-- Start of Supplied entries --
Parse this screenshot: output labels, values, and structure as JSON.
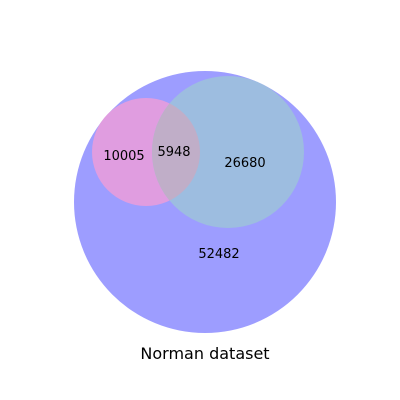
{
  "diagram": {
    "type": "venn",
    "caption": "Norman dataset",
    "regions": {
      "outer_only": "52482",
      "left_only": "10005",
      "intersection": "5948",
      "right_only": "26680"
    },
    "colors": {
      "outer": "#9d9dff",
      "left": "#e09de0",
      "right": "#9dbde0",
      "intersection": "#c0aec8"
    }
  }
}
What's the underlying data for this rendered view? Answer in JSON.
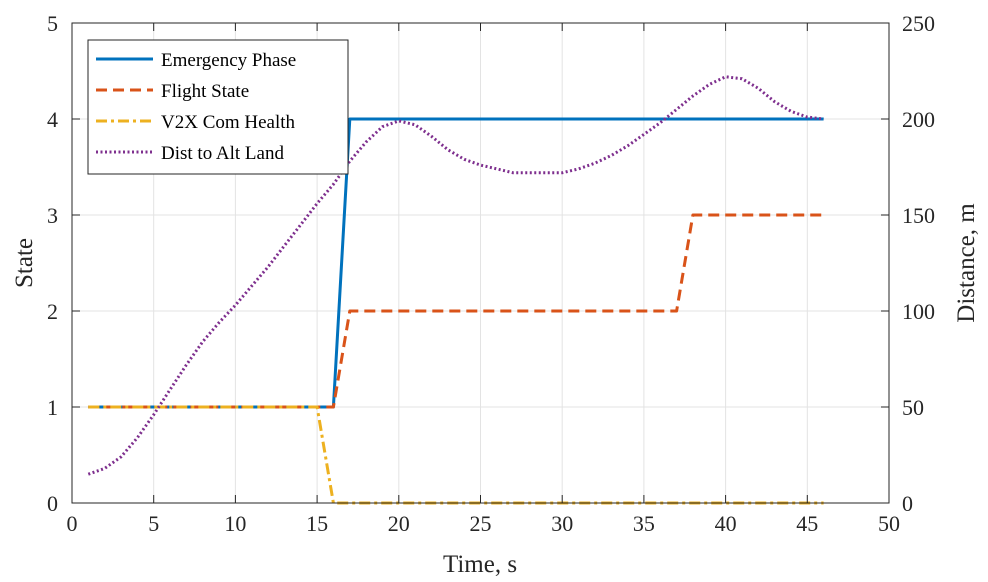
{
  "chart_data": {
    "type": "line",
    "xlabel": "Time, s",
    "ylabel_left": "State",
    "ylabel_right": "Distance, m",
    "xlim": [
      0,
      50
    ],
    "ylim_left": [
      0,
      5
    ],
    "ylim_right": [
      0,
      250
    ],
    "x_ticks": [
      "0",
      "5",
      "10",
      "15",
      "20",
      "25",
      "30",
      "35",
      "40",
      "45",
      "50"
    ],
    "y_left_ticks": [
      "0",
      "1",
      "2",
      "3",
      "4",
      "5"
    ],
    "y_right_ticks": [
      "0",
      "50",
      "100",
      "150",
      "200",
      "250"
    ],
    "grid": true,
    "legend_position": "top-left",
    "series": [
      {
        "name": "Emergency Phase",
        "axis": "left",
        "color": "#0072BD",
        "style": "solid",
        "x": [
          1,
          16,
          17,
          46
        ],
        "y": [
          1,
          1,
          4,
          4
        ]
      },
      {
        "name": "Flight State",
        "axis": "left",
        "color": "#D95319",
        "style": "dashed",
        "x": [
          1,
          16,
          17,
          37,
          38,
          46
        ],
        "y": [
          1,
          1,
          2,
          2,
          3,
          3
        ]
      },
      {
        "name": "V2X Com Health",
        "axis": "left",
        "color": "#EDB120",
        "style": "dashdot",
        "x": [
          1,
          15,
          16,
          46
        ],
        "y": [
          1,
          1,
          0,
          0
        ]
      },
      {
        "name": "Dist to Alt Land",
        "axis": "right",
        "color": "#7E2F8E",
        "style": "dotted",
        "x": [
          1,
          2,
          3,
          4,
          5,
          6,
          7,
          8,
          9,
          10,
          11,
          12,
          13,
          14,
          15,
          16,
          17,
          18,
          19,
          20,
          21,
          22,
          23,
          24,
          25,
          26,
          27,
          28,
          29,
          30,
          31,
          32,
          33,
          34,
          35,
          36,
          37,
          38,
          39,
          40,
          41,
          42,
          43,
          44,
          45,
          46
        ],
        "y": [
          15,
          18,
          24,
          34,
          46,
          59,
          72,
          84,
          94,
          103,
          113,
          123,
          134,
          145,
          156,
          166,
          178,
          188,
          196,
          199,
          197,
          191,
          184,
          179,
          176,
          174,
          172,
          172,
          172,
          172,
          174,
          177,
          181,
          186,
          192,
          198,
          205,
          212,
          218,
          222,
          221,
          216,
          209,
          204,
          201,
          200
        ]
      }
    ]
  }
}
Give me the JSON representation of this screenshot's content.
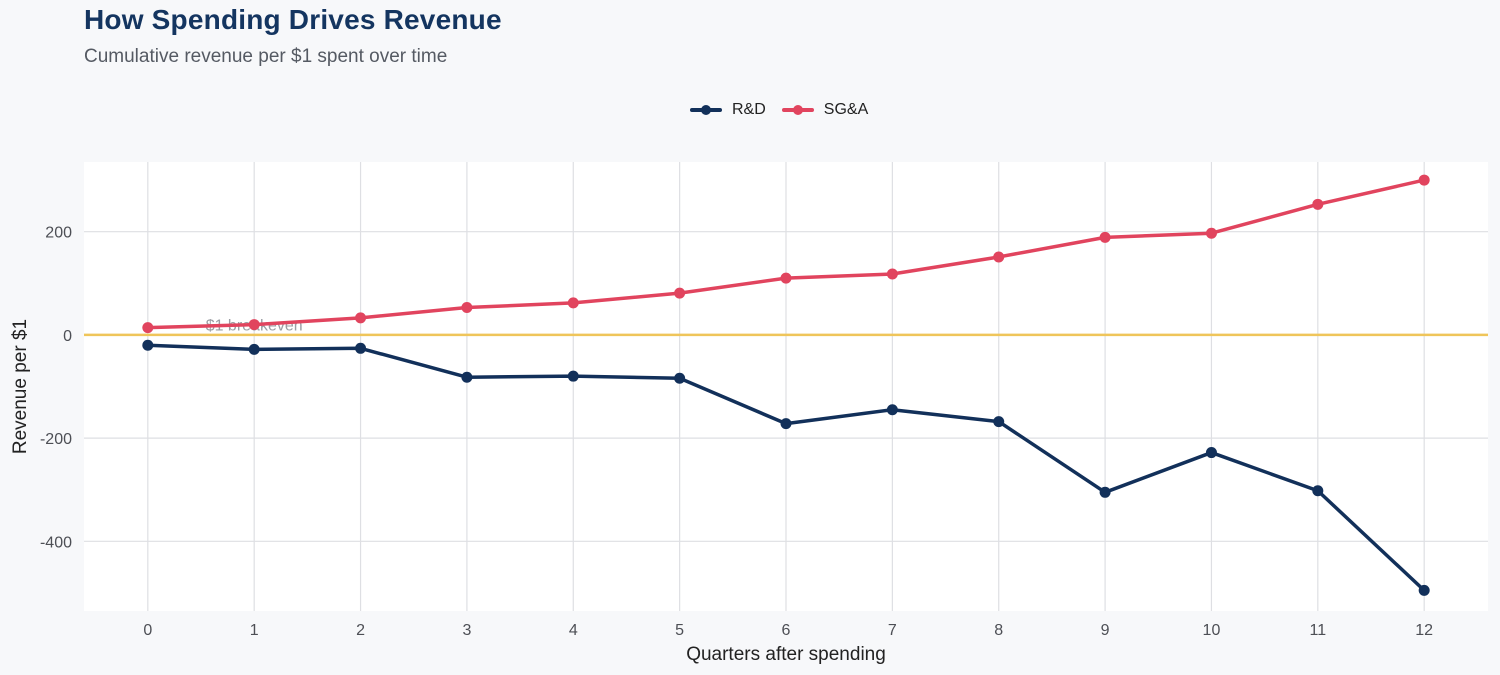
{
  "title": "How Spending Drives Revenue",
  "subtitle": "Cumulative revenue per $1 spent over time",
  "colors": {
    "background": "#f7f8fa",
    "plot_background": "#ffffff",
    "grid": "#dedfe3",
    "reference_line": "#efc55a",
    "title": "#143560"
  },
  "chart_data": {
    "type": "line",
    "title": "How Spending Drives Revenue",
    "subtitle": "Cumulative revenue per $1 spent over time",
    "xlabel": "Quarters after spending",
    "ylabel": "Revenue per $1",
    "x": [
      0,
      1,
      2,
      3,
      4,
      5,
      6,
      7,
      8,
      9,
      10,
      11,
      12
    ],
    "xlim": [
      -0.6,
      12.6
    ],
    "ylim": [
      -535,
      335
    ],
    "xticks": [
      0,
      1,
      2,
      3,
      4,
      5,
      6,
      7,
      8,
      9,
      10,
      11,
      12
    ],
    "yticks": [
      -400,
      -200,
      0,
      200
    ],
    "grid": true,
    "legend_position": "top",
    "series": [
      {
        "name": "R&D",
        "color": "#12305a",
        "values": [
          -20,
          -28,
          -26,
          -82,
          -80,
          -84,
          -172,
          -145,
          -168,
          -305,
          -228,
          -302,
          -495
        ]
      },
      {
        "name": "SG&A",
        "color": "#e1445e",
        "values": [
          14,
          20,
          33,
          53,
          62,
          81,
          110,
          118,
          151,
          189,
          197,
          253,
          300
        ]
      }
    ],
    "annotations": [
      {
        "text": "$1 breakeven",
        "x": 1,
        "y": 20,
        "color": "#9a9da3"
      }
    ],
    "reference_line": {
      "y": 0,
      "color": "#efc55a"
    }
  }
}
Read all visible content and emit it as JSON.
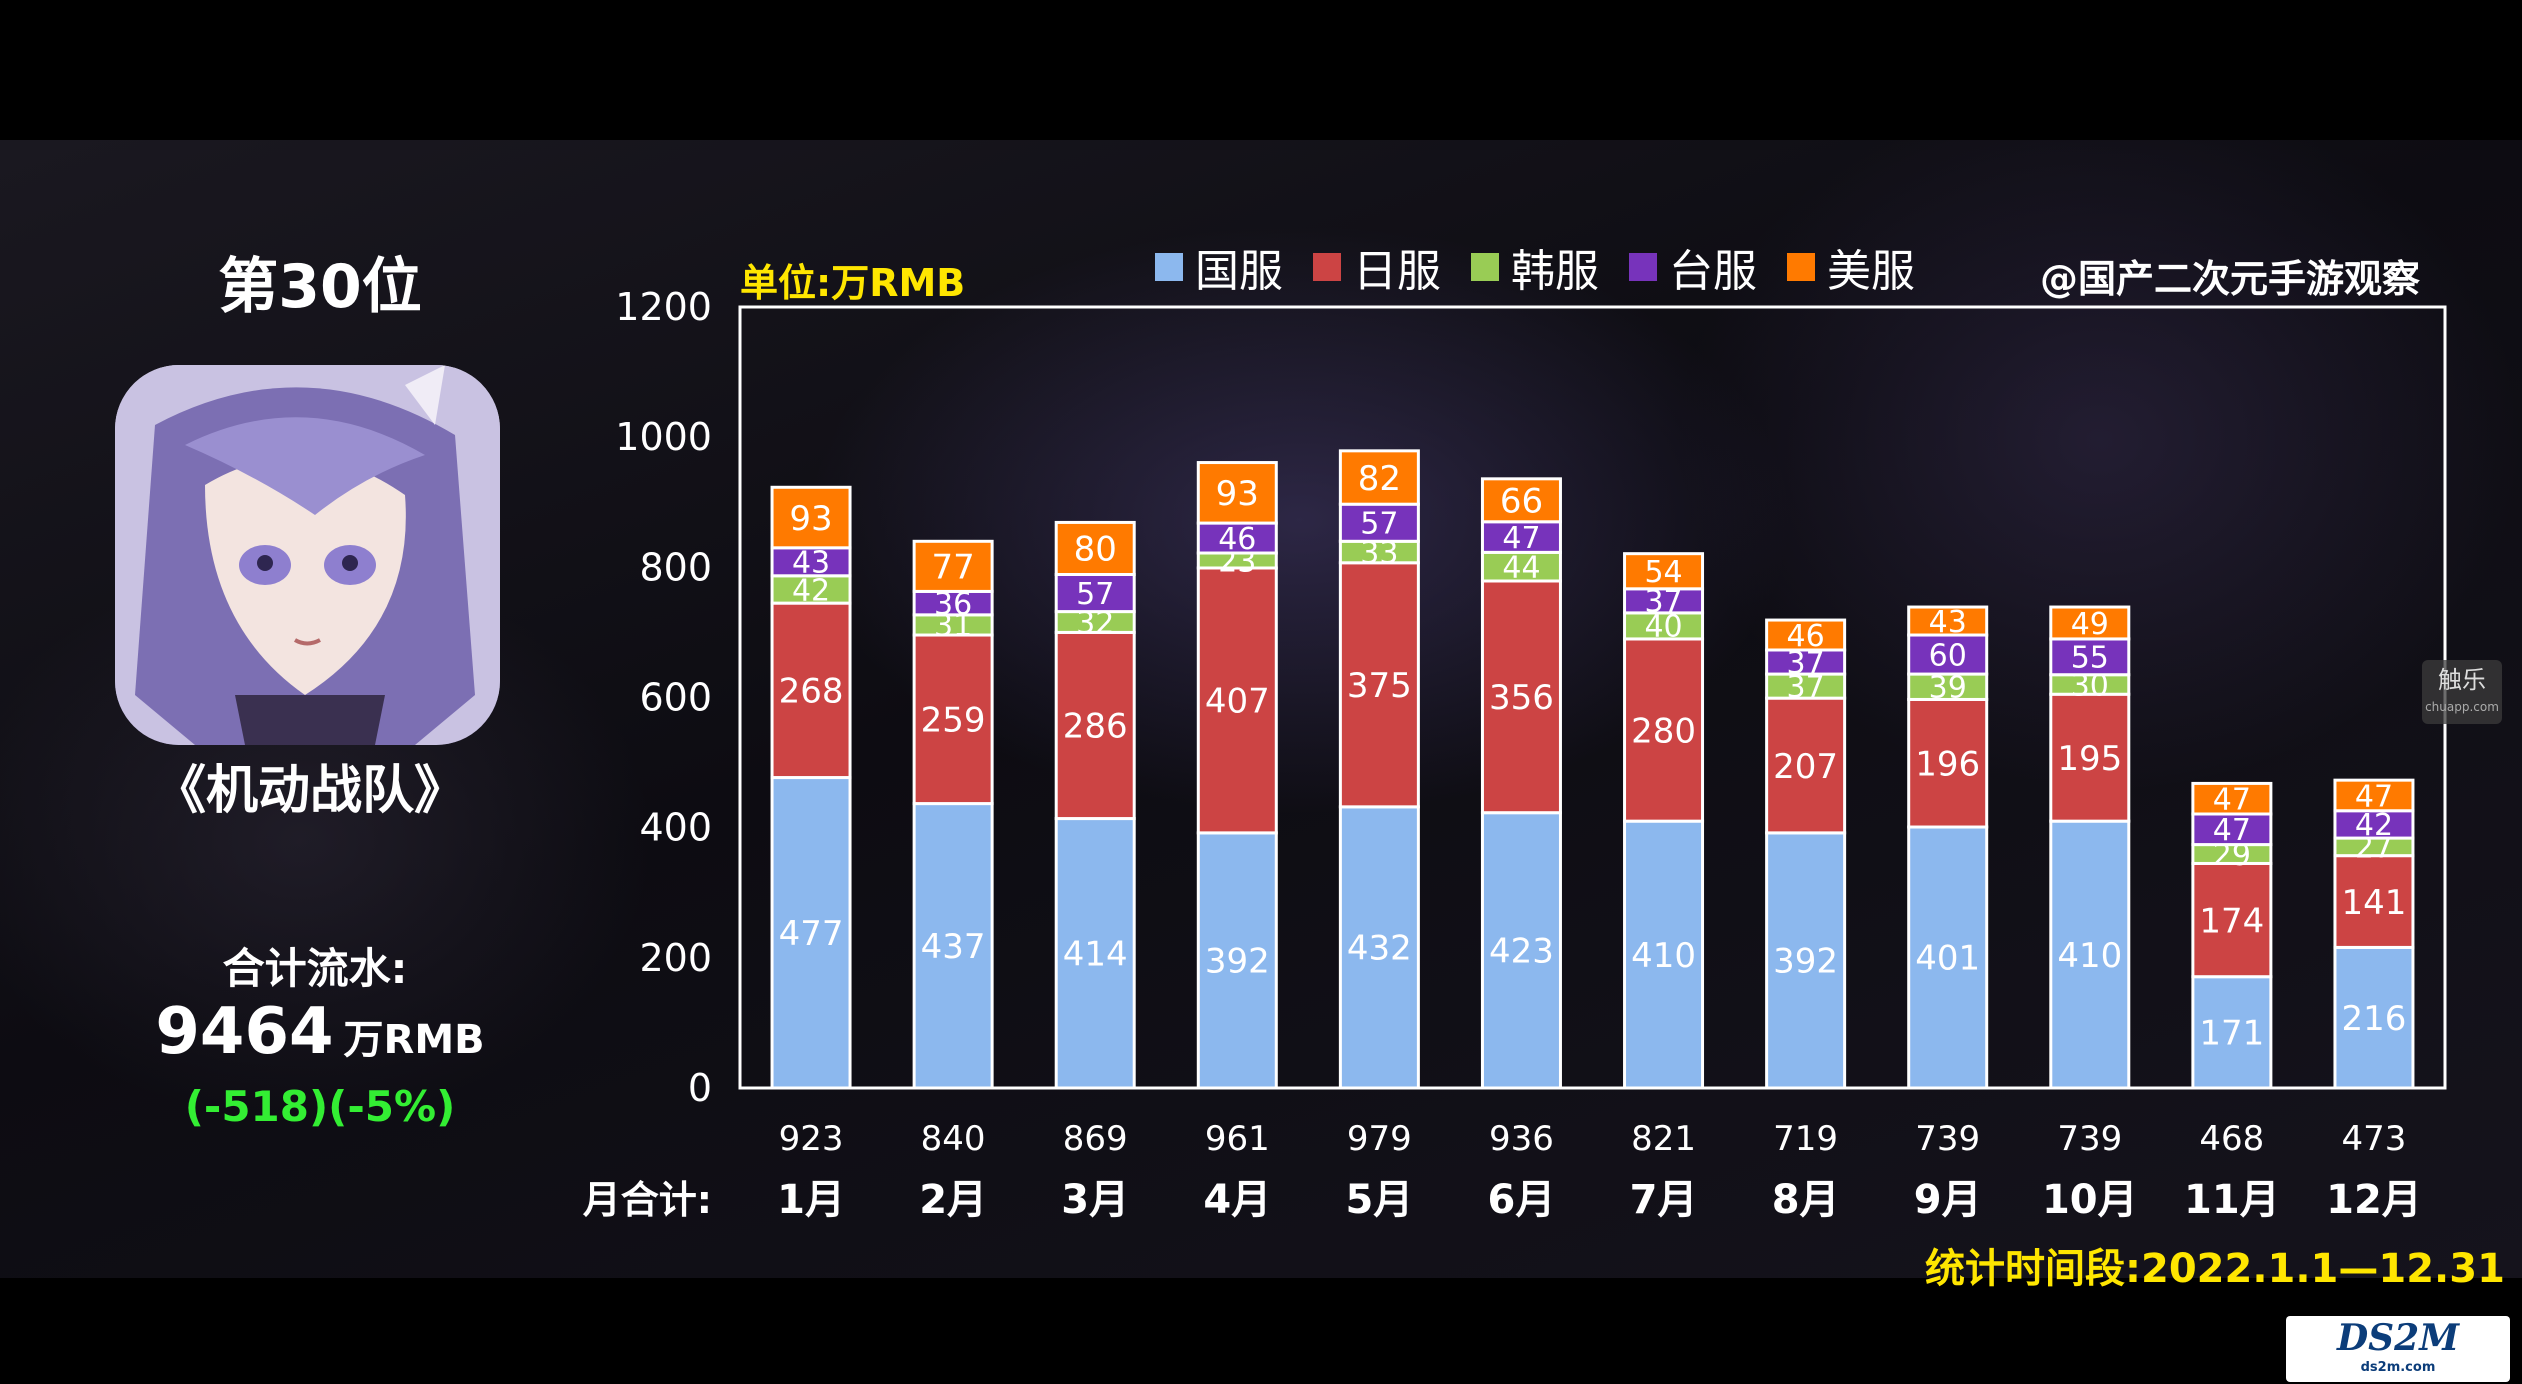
{
  "rank": "第30位",
  "game_name": "《机动战队》",
  "total_label": "合计流水:",
  "total_value": "9464",
  "total_unit": "万RMB",
  "total_change": "(-518)(-5%)",
  "unit_label": "单位:万RMB",
  "source_label": "@国产二次元手游观察",
  "period_label": "统计时间段:2022.1.1—12.31",
  "side_badge": {
    "text": "触乐",
    "small": "chuapp.com"
  },
  "watermark": {
    "text": "DS2M",
    "small": "ds2m.com"
  },
  "legend": [
    {
      "label": "国服",
      "color": "#8cb8ee"
    },
    {
      "label": "日服",
      "color": "#cc4444"
    },
    {
      "label": "韩服",
      "color": "#99cc55"
    },
    {
      "label": "台服",
      "color": "#7733bb"
    },
    {
      "label": "美服",
      "color": "#ff7a00"
    }
  ],
  "chart_data": {
    "type": "bar",
    "stacked": true,
    "categories": [
      "1月",
      "2月",
      "3月",
      "4月",
      "5月",
      "6月",
      "7月",
      "8月",
      "9月",
      "10月",
      "11月",
      "12月"
    ],
    "series": [
      {
        "name": "国服",
        "color": "#8cb8ee",
        "values": [
          477,
          437,
          414,
          392,
          432,
          423,
          410,
          392,
          401,
          410,
          171,
          216
        ]
      },
      {
        "name": "日服",
        "color": "#cc4444",
        "values": [
          268,
          259,
          286,
          407,
          375,
          356,
          280,
          207,
          196,
          195,
          174,
          141
        ]
      },
      {
        "name": "韩服",
        "color": "#99cc55",
        "values": [
          42,
          31,
          32,
          23,
          33,
          44,
          40,
          37,
          39,
          30,
          29,
          27
        ]
      },
      {
        "name": "台服",
        "color": "#7733bb",
        "values": [
          43,
          36,
          57,
          46,
          57,
          47,
          37,
          37,
          60,
          55,
          47,
          42
        ]
      },
      {
        "name": "美服",
        "color": "#ff7a00",
        "values": [
          93,
          77,
          80,
          93,
          82,
          66,
          54,
          46,
          43,
          49,
          47,
          47
        ]
      }
    ],
    "totals_label": "月合计:",
    "totals": [
      923,
      840,
      869,
      961,
      979,
      936,
      821,
      719,
      739,
      739,
      468,
      473
    ],
    "y_ticks": [
      0,
      200,
      400,
      600,
      800,
      1000,
      1200
    ],
    "ylim": [
      0,
      1200
    ],
    "grid": false,
    "legend_position": "top"
  }
}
-- End of Supplied entries --
Stated goal: Retype all entries exactly as they appear, dropping the images.

Result of the task:
Parse this screenshot: output labels, values, and structure as JSON.
{
  "diagram": {
    "type": "venn",
    "caption": "Norman dataset",
    "regions": {
      "outer_only": "52482",
      "left_only": "10005",
      "intersection": "5948",
      "right_only": "26680"
    },
    "colors": {
      "outer": "#9d9dff",
      "left": "#e09de0",
      "right": "#9dbde0",
      "intersection": "#c0aec8"
    }
  }
}
What's the underlying data for this rendered view? Answer in JSON.
{
  "chart_data": {
    "type": "line",
    "xlabel": "Time, s",
    "ylabel_left": "State",
    "ylabel_right": "Distance, m",
    "xlim": [
      0,
      50
    ],
    "ylim_left": [
      0,
      5
    ],
    "ylim_right": [
      0,
      250
    ],
    "x_ticks": [
      "0",
      "5",
      "10",
      "15",
      "20",
      "25",
      "30",
      "35",
      "40",
      "45",
      "50"
    ],
    "y_left_ticks": [
      "0",
      "1",
      "2",
      "3",
      "4",
      "5"
    ],
    "y_right_ticks": [
      "0",
      "50",
      "100",
      "150",
      "200",
      "250"
    ],
    "grid": true,
    "legend_position": "top-left",
    "series": [
      {
        "name": "Emergency Phase",
        "axis": "left",
        "color": "#0072BD",
        "style": "solid",
        "x": [
          1,
          16,
          17,
          46
        ],
        "y": [
          1,
          1,
          4,
          4
        ]
      },
      {
        "name": "Flight State",
        "axis": "left",
        "color": "#D95319",
        "style": "dashed",
        "x": [
          1,
          16,
          17,
          37,
          38,
          46
        ],
        "y": [
          1,
          1,
          2,
          2,
          3,
          3
        ]
      },
      {
        "name": "V2X Com Health",
        "axis": "left",
        "color": "#EDB120",
        "style": "dashdot",
        "x": [
          1,
          15,
          16,
          46
        ],
        "y": [
          1,
          1,
          0,
          0
        ]
      },
      {
        "name": "Dist to Alt Land",
        "axis": "right",
        "color": "#7E2F8E",
        "style": "dotted",
        "x": [
          1,
          2,
          3,
          4,
          5,
          6,
          7,
          8,
          9,
          10,
          11,
          12,
          13,
          14,
          15,
          16,
          17,
          18,
          19,
          20,
          21,
          22,
          23,
          24,
          25,
          26,
          27,
          28,
          29,
          30,
          31,
          32,
          33,
          34,
          35,
          36,
          37,
          38,
          39,
          40,
          41,
          42,
          43,
          44,
          45,
          46
        ],
        "y": [
          15,
          18,
          24,
          34,
          46,
          59,
          72,
          84,
          94,
          103,
          113,
          123,
          134,
          145,
          156,
          166,
          178,
          188,
          196,
          199,
          197,
          191,
          184,
          179,
          176,
          174,
          172,
          172,
          172,
          172,
          174,
          177,
          181,
          186,
          192,
          198,
          205,
          212,
          218,
          222,
          221,
          216,
          209,
          204,
          201,
          200
        ]
      }
    ]
  }
}
Give me the JSON representation of this screenshot's content.
{
  "title": "How Spending Drives Revenue",
  "subtitle": "Cumulative revenue per $1 spent over time",
  "colors": {
    "background": "#f7f8fa",
    "plot_background": "#ffffff",
    "grid": "#dedfe3",
    "reference_line": "#efc55a",
    "title": "#143560"
  },
  "chart_data": {
    "type": "line",
    "title": "How Spending Drives Revenue",
    "subtitle": "Cumulative revenue per $1 spent over time",
    "xlabel": "Quarters after spending",
    "ylabel": "Revenue per $1",
    "x": [
      0,
      1,
      2,
      3,
      4,
      5,
      6,
      7,
      8,
      9,
      10,
      11,
      12
    ],
    "xlim": [
      -0.6,
      12.6
    ],
    "ylim": [
      -535,
      335
    ],
    "xticks": [
      0,
      1,
      2,
      3,
      4,
      5,
      6,
      7,
      8,
      9,
      10,
      11,
      12
    ],
    "yticks": [
      -400,
      -200,
      0,
      200
    ],
    "grid": true,
    "legend_position": "top",
    "series": [
      {
        "name": "R&D",
        "color": "#12305a",
        "values": [
          -20,
          -28,
          -26,
          -82,
          -80,
          -84,
          -172,
          -145,
          -168,
          -305,
          -228,
          -302,
          -495
        ]
      },
      {
        "name": "SG&A",
        "color": "#e1445e",
        "values": [
          14,
          20,
          33,
          53,
          62,
          81,
          110,
          118,
          151,
          189,
          197,
          253,
          300
        ]
      }
    ],
    "annotations": [
      {
        "text": "$1 breakeven",
        "x": 1,
        "y": 20,
        "color": "#9a9da3"
      }
    ],
    "reference_line": {
      "y": 0,
      "color": "#efc55a"
    }
  }
}
Read all visible content and emit it as JSON.
{
  "rank": "第30位",
  "game_name": "《机动战队》",
  "total_label": "合计流水:",
  "total_value": "9464",
  "total_unit": "万RMB",
  "total_change": "(-518)(-5%)",
  "unit_label": "单位:万RMB",
  "source_label": "@国产二次元手游观察",
  "period_label": "统计时间段:2022.1.1—12.31",
  "side_badge": {
    "text": "触乐",
    "small": "chuapp.com"
  },
  "watermark": {
    "text": "DS2M",
    "small": "ds2m.com"
  },
  "legend": [
    {
      "label": "国服",
      "color": "#8cb8ee"
    },
    {
      "label": "日服",
      "color": "#cc4444"
    },
    {
      "label": "韩服",
      "color": "#99cc55"
    },
    {
      "label": "台服",
      "color": "#7733bb"
    },
    {
      "label": "美服",
      "color": "#ff7a00"
    }
  ],
  "chart_data": {
    "type": "bar",
    "stacked": true,
    "categories": [
      "1月",
      "2月",
      "3月",
      "4月",
      "5月",
      "6月",
      "7月",
      "8月",
      "9月",
      "10月",
      "11月",
      "12月"
    ],
    "series": [
      {
        "name": "国服",
        "color": "#8cb8ee",
        "values": [
          477,
          437,
          414,
          392,
          432,
          423,
          410,
          392,
          401,
          410,
          171,
          216
        ]
      },
      {
        "name": "日服",
        "color": "#cc4444",
        "values": [
          268,
          259,
          286,
          407,
          375,
          356,
          280,
          207,
          196,
          195,
          174,
          141
        ]
      },
      {
        "name": "韩服",
        "color": "#99cc55",
        "values": [
          42,
          31,
          32,
          23,
          33,
          44,
          40,
          37,
          39,
          30,
          29,
          27
        ]
      },
      {
        "name": "台服",
        "color": "#7733bb",
        "values": [
          43,
          36,
          57,
          46,
          57,
          47,
          37,
          37,
          60,
          55,
          47,
          42
        ]
      },
      {
        "name": "美服",
        "color": "#ff7a00",
        "values": [
          93,
          77,
          80,
          93,
          82,
          66,
          54,
          46,
          43,
          49,
          47,
          47
        ]
      }
    ],
    "totals_label": "月合计:",
    "totals": [
      923,
      840,
      869,
      961,
      979,
      936,
      821,
      719,
      739,
      739,
      468,
      473
    ],
    "y_ticks": [
      0,
      200,
      400,
      600,
      800,
      1000,
      1200
    ],
    "ylim": [
      0,
      1200
    ],
    "grid": false,
    "legend_position": "top"
  }
}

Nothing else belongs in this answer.